SHORT TASK – Every line below that contains "screenshot" is to be copied.
>>>>>
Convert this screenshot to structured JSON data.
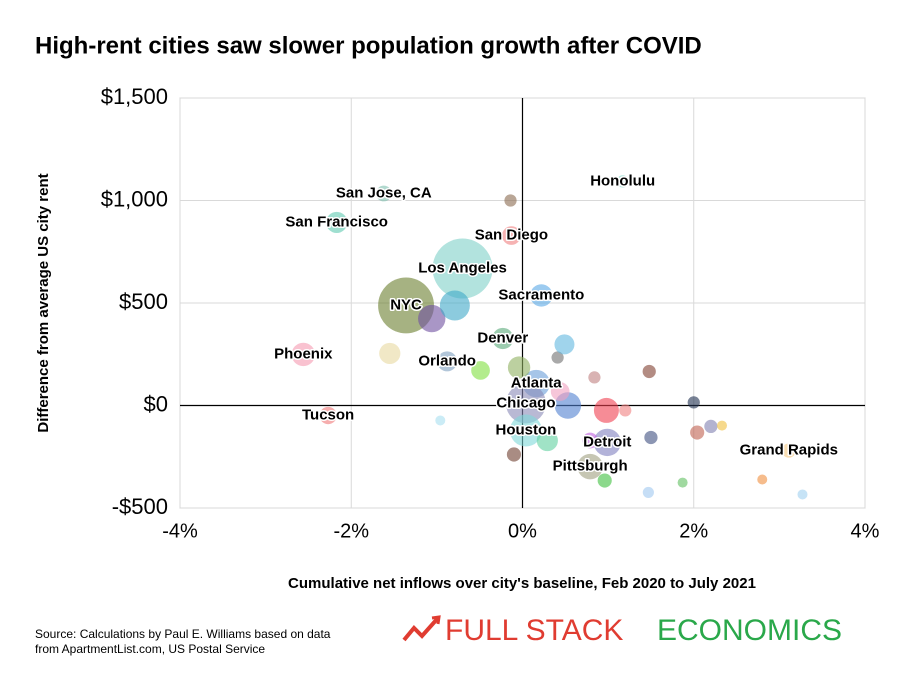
{
  "chart_data": {
    "type": "scatter",
    "title": "High-rent cities saw slower population growth after COVID",
    "x_label": "Cumulative net inflows over city's baseline, Feb 2020 to July 2021",
    "y_label": "Difference from average US city rent",
    "xlim": [
      -4,
      4
    ],
    "ylim": [
      -500,
      1500
    ],
    "xticks": [
      {
        "value": -4,
        "label": "-4%"
      },
      {
        "value": -2,
        "label": "-2%"
      },
      {
        "value": 0,
        "label": "0%"
      },
      {
        "value": 2,
        "label": "2%"
      },
      {
        "value": 4,
        "label": "4%"
      }
    ],
    "yticks": [
      {
        "value": -500,
        "label": "-$500"
      },
      {
        "value": 0,
        "label": "$0"
      },
      {
        "value": 500,
        "label": "$500"
      },
      {
        "value": 1000,
        "label": "$1,000"
      },
      {
        "value": 1500,
        "label": "$1,500"
      }
    ],
    "grid": true,
    "labels": [
      "San Jose, CA",
      "San Francisco",
      "Honolulu",
      "San Diego",
      "Los Angeles",
      "NYC",
      "Sacramento",
      "Denver",
      "Phoenix",
      "Orlando",
      "Atlanta",
      "Chicago",
      "Tucson",
      "Houston",
      "Detroit",
      "Grand Rapids",
      "Pittsburgh",
      null,
      null,
      null,
      null,
      null,
      null,
      null,
      null,
      null,
      null,
      null,
      null,
      null,
      null,
      null,
      null,
      null,
      null,
      null,
      null,
      null,
      null,
      null,
      null,
      null,
      null,
      null,
      null
    ],
    "x": [
      -1.62,
      -2.17,
      1.17,
      -0.13,
      -0.7,
      -1.36,
      0.22,
      -0.23,
      -2.56,
      -0.88,
      0.16,
      0.04,
      -2.27,
      0.04,
      0.99,
      3.11,
      0.79,
      -0.14,
      -0.96,
      -1.06,
      -0.79,
      -1.55,
      -0.04,
      0.41,
      0.49,
      1.48,
      0.84,
      2.0,
      2.04,
      2.2,
      2.33,
      1.5,
      0.98,
      1.2,
      -0.1,
      0.96,
      1.47,
      1.87,
      2.8,
      3.27,
      0.53,
      0.29,
      -0.49,
      0.79,
      0.44
    ],
    "y": [
      1034,
      893,
      1093,
      829,
      668,
      488,
      537,
      327,
      249,
      215,
      107,
      10,
      -49,
      -122,
      -180,
      -220,
      -298,
      1000,
      -73,
      424,
      488,
      254,
      185,
      234,
      298,
      166,
      137,
      15,
      -132,
      -102,
      -98,
      -156,
      -24,
      -24,
      -239,
      -366,
      -424,
      -376,
      -361,
      -434,
      0,
      -171,
      171,
      -171,
      68
    ],
    "sizes": [
      10,
      18,
      6,
      14,
      144,
      125,
      20,
      18,
      22,
      16,
      30,
      64,
      12,
      41,
      30,
      8,
      26,
      6,
      4,
      30,
      36,
      18,
      20,
      6,
      16,
      7,
      6,
      6,
      8,
      7,
      4,
      7,
      25,
      6,
      8,
      8,
      5,
      4,
      4,
      4,
      28,
      18,
      14,
      10,
      14
    ],
    "colors": [
      "#7fbfaf",
      "#5fc9b0",
      "#7fd6c7",
      "#f08080",
      "#7fd0c8",
      "#6b7f2f",
      "#5aa8e6",
      "#5aaa7a",
      "#f59ab0",
      "#7fa0c0",
      "#6a9fd8",
      "#8a8ab8",
      "#f07878",
      "#7fd8d8",
      "#8080c0",
      "#f5c880",
      "#a0a080",
      "#8a6a50",
      "#a8e0f0",
      "#7050a0",
      "#40a8c8",
      "#e8d8a0",
      "#90b060",
      "#707070",
      "#60b8e0",
      "#804030",
      "#c08080",
      "#203050",
      "#c06050",
      "#8080b0",
      "#f0c040",
      "#405080",
      "#f04050",
      "#f08080",
      "#704030",
      "#40c040",
      "#a0c8f0",
      "#60c060",
      "#f09040",
      "#a0d0f0",
      "#5080d0",
      "#60d0a0",
      "#80e040",
      "#c060e0",
      "#f0a0c0"
    ],
    "source": [
      "Source: Calculations by Paul E. Williams based on data",
      "from ApartmentList.com, US Postal Service"
    ],
    "brand": [
      "FULL STACK",
      "ECONOMICS"
    ]
  }
}
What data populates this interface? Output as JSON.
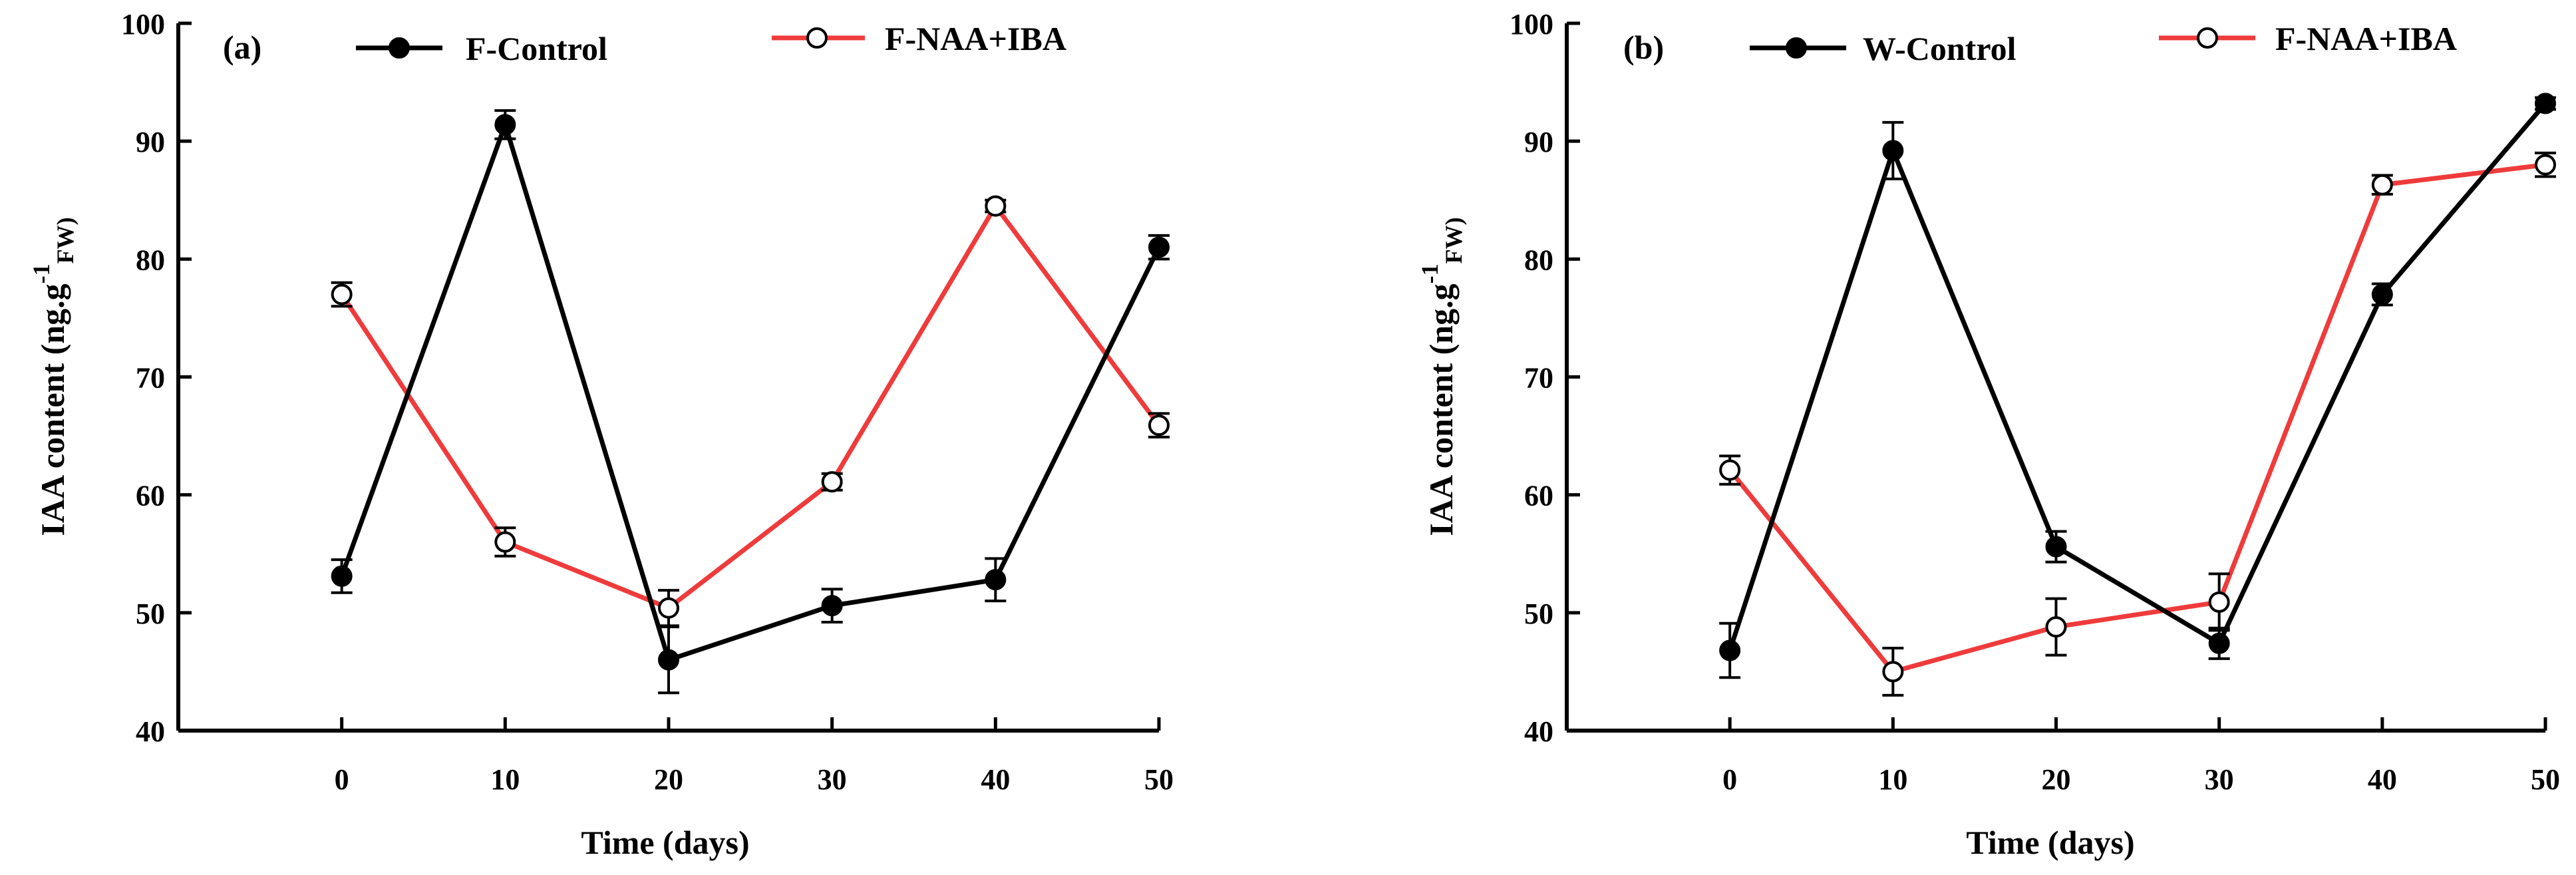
{
  "chart_data": [
    {
      "type": "line",
      "panel_label": "(a)",
      "xlabel": "Time (days)",
      "ylabel_main": "IAA content (ng.g",
      "ylabel_sup": "-1",
      "ylabel_sub": "FW)",
      "ylim": [
        40,
        100
      ],
      "xlim": [
        -10,
        50
      ],
      "x_ticks": [
        0,
        10,
        20,
        30,
        40,
        50
      ],
      "y_ticks": [
        40,
        50,
        60,
        70,
        80,
        90,
        100
      ],
      "legend_position": "top",
      "series": [
        {
          "name": "F-Control",
          "color": "#000000",
          "marker": "filled-circle",
          "x": [
            0,
            10,
            20,
            30,
            40,
            50
          ],
          "values": [
            53.1,
            91.4,
            46.0,
            50.6,
            52.8,
            81.0
          ],
          "errors": [
            1.4,
            1.2,
            2.8,
            1.4,
            1.8,
            1.0
          ]
        },
        {
          "name": "F-NAA+IBA",
          "color": "#ef3b3b",
          "marker": "open-circle",
          "x": [
            0,
            10,
            20,
            30,
            40,
            50
          ],
          "values": [
            77.0,
            56.0,
            50.4,
            61.1,
            84.5,
            65.9
          ],
          "errors": [
            1.0,
            1.2,
            1.5,
            0.7,
            0.5,
            1.0
          ]
        }
      ]
    },
    {
      "type": "line",
      "panel_label": "(b)",
      "xlabel": "Time (days)",
      "ylabel_main": "IAA content (ng.g",
      "ylabel_sup": "-1",
      "ylabel_sub": "FW)",
      "ylim": [
        40,
        100
      ],
      "xlim": [
        -10,
        50
      ],
      "x_ticks": [
        0,
        10,
        20,
        30,
        40,
        50
      ],
      "y_ticks": [
        40,
        50,
        60,
        70,
        80,
        90,
        100
      ],
      "legend_position": "top",
      "series": [
        {
          "name": "W-Control",
          "color": "#000000",
          "marker": "filled-circle",
          "x": [
            0,
            10,
            20,
            30,
            40,
            50
          ],
          "values": [
            46.8,
            89.2,
            55.6,
            47.4,
            77.0,
            93.2
          ],
          "errors": [
            2.3,
            2.4,
            1.3,
            1.3,
            0.9,
            0.5
          ]
        },
        {
          "name": "F-NAA+IBA",
          "color": "#ef3b3b",
          "marker": "open-circle",
          "x": [
            0,
            10,
            20,
            30,
            40,
            50
          ],
          "values": [
            62.1,
            45.0,
            48.8,
            50.9,
            86.3,
            88.0
          ],
          "errors": [
            1.2,
            2.0,
            2.4,
            2.4,
            0.8,
            1.0
          ]
        }
      ]
    }
  ]
}
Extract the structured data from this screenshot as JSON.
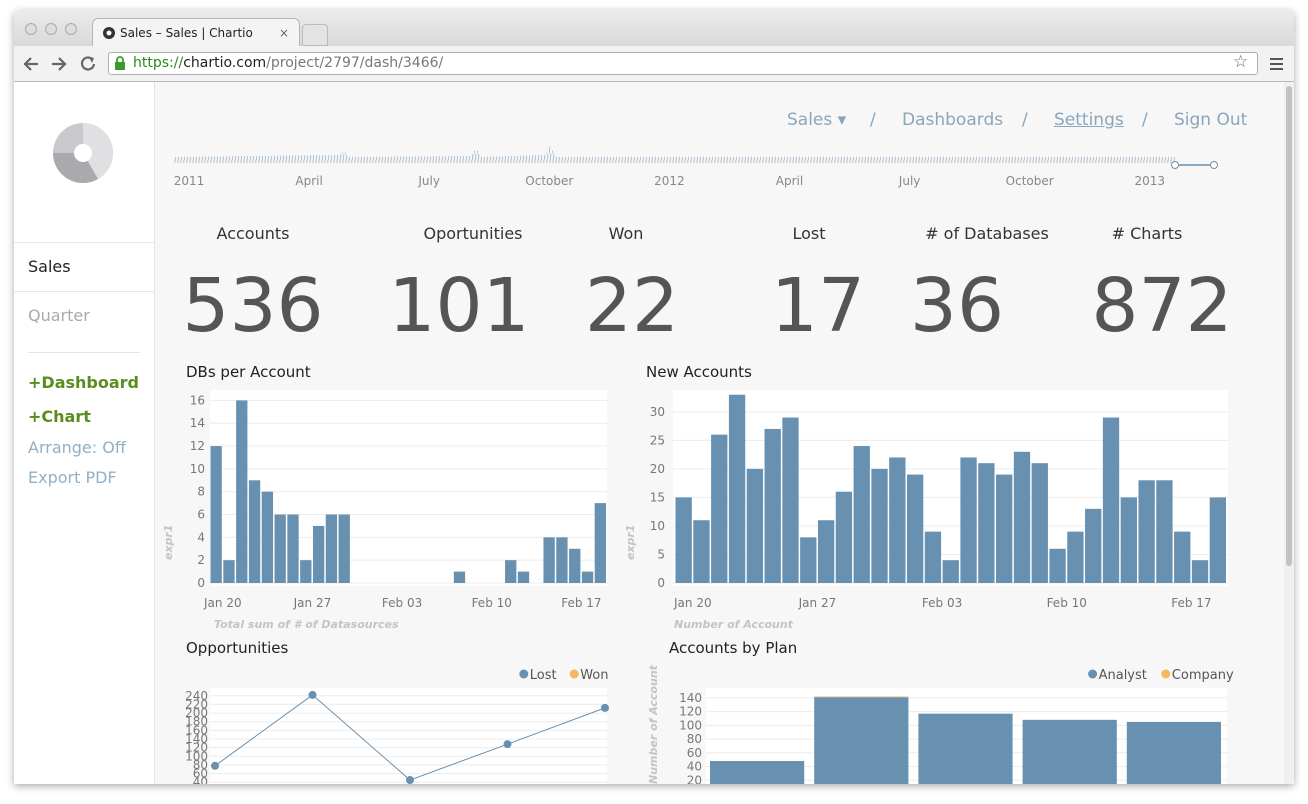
{
  "browser": {
    "tab_title": "Sales – Sales | Chartio",
    "url_scheme": "https://",
    "url_host": "chartio.com",
    "url_path": "/project/2797/dash/3466/"
  },
  "nav": {
    "items": [
      "Sales ▾",
      "Dashboards",
      "Settings",
      "Sign Out"
    ],
    "separator": "/"
  },
  "sidebar": {
    "items": [
      "Sales",
      "Quarter"
    ],
    "actions": [
      "+Dashboard",
      "+Chart"
    ],
    "links": [
      "Arrange: Off",
      "Export PDF"
    ]
  },
  "timeline": {
    "labels": [
      "2011",
      "April",
      "July",
      "October",
      "2012",
      "April",
      "July",
      "October",
      "2013"
    ]
  },
  "kpis": [
    {
      "label": "Accounts",
      "value": 536
    },
    {
      "label": "Oportunities",
      "value": 101
    },
    {
      "label": "Won",
      "value": 22
    },
    {
      "label": "Lost",
      "value": 17
    },
    {
      "label": "# of Databases",
      "value": 36
    },
    {
      "label": "# Charts",
      "value": 872
    }
  ],
  "chart_data": [
    {
      "type": "bar",
      "title": "DBs per Account",
      "y_label": "expr1",
      "x_label": "Total sum of # of Datasources",
      "categories": [
        null,
        "Jan 20",
        null,
        null,
        null,
        null,
        null,
        null,
        "Jan 27",
        null,
        null,
        null,
        null,
        null,
        null,
        "Feb 03",
        null,
        null,
        null,
        null,
        null,
        null,
        "Feb 10",
        null,
        null,
        null,
        null,
        null,
        null,
        "Feb 17",
        null
      ],
      "values": [
        12,
        2,
        16,
        9,
        8,
        6,
        6,
        2,
        5,
        6,
        6,
        null,
        null,
        null,
        null,
        null,
        null,
        null,
        null,
        1,
        null,
        null,
        null,
        2,
        1,
        null,
        4,
        4,
        3,
        1,
        7
      ],
      "color": "#6890b0",
      "ylim": [
        0,
        17
      ],
      "yticks": [
        0,
        2,
        4,
        6,
        8,
        10,
        12,
        14,
        16
      ],
      "grid": true
    },
    {
      "type": "bar",
      "title": "New Accounts",
      "y_label": "expr1",
      "x_label": "Number of Account",
      "categories": [
        null,
        "Jan 20",
        null,
        null,
        null,
        null,
        null,
        null,
        "Jan 27",
        null,
        null,
        null,
        null,
        null,
        null,
        "Feb 03",
        null,
        null,
        null,
        null,
        null,
        null,
        "Feb 10",
        null,
        null,
        null,
        null,
        null,
        null,
        "Feb 17",
        null
      ],
      "values": [
        15,
        11,
        26,
        33,
        20,
        27,
        29,
        8,
        11,
        16,
        24,
        20,
        22,
        19,
        9,
        4,
        22,
        21,
        19,
        23,
        21,
        6,
        9,
        13,
        29,
        15,
        18,
        18,
        9,
        4,
        15
      ],
      "color": "#6890b0",
      "ylim": [
        0,
        34
      ],
      "yticks": [
        0,
        5,
        10,
        15,
        20,
        25,
        30
      ],
      "grid": true
    },
    {
      "type": "line",
      "title": "Opportunities",
      "categories": [
        null,
        null,
        null,
        null,
        null
      ],
      "series": [
        {
          "name": "Lost",
          "color": "#6890b0",
          "values": [
            78,
            242,
            45,
            128,
            212
          ]
        },
        {
          "name": "Won",
          "color": "#f5b85a",
          "values": [
            null,
            null,
            null,
            null,
            null
          ]
        }
      ],
      "ylim": [
        0,
        258
      ],
      "yticks": [
        20,
        40,
        60,
        80,
        100,
        120,
        140,
        160,
        180,
        200,
        220,
        240
      ],
      "grid": true,
      "legend": "top-right"
    },
    {
      "type": "stacked_bar",
      "title": "Accounts by Plan",
      "y_label": "Number of Account",
      "categories": [
        null,
        null,
        null,
        null,
        null
      ],
      "series": [
        {
          "name": "Analyst",
          "color": "#6890b0",
          "values": [
            48,
            141,
            117,
            108,
            105
          ]
        },
        {
          "name": "Company",
          "color": "#f5b85a",
          "values": [
            0,
            1,
            0,
            0,
            0
          ]
        }
      ],
      "ylim": [
        0,
        150
      ],
      "yticks": [
        20,
        40,
        60,
        80,
        100,
        120,
        140
      ],
      "grid": true,
      "legend": "top-right"
    }
  ]
}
<<<<<
RESPONSE TO THE TASK –
Convert this screenshot to structured JSON data.
Extract the structured data from this screenshot as JSON.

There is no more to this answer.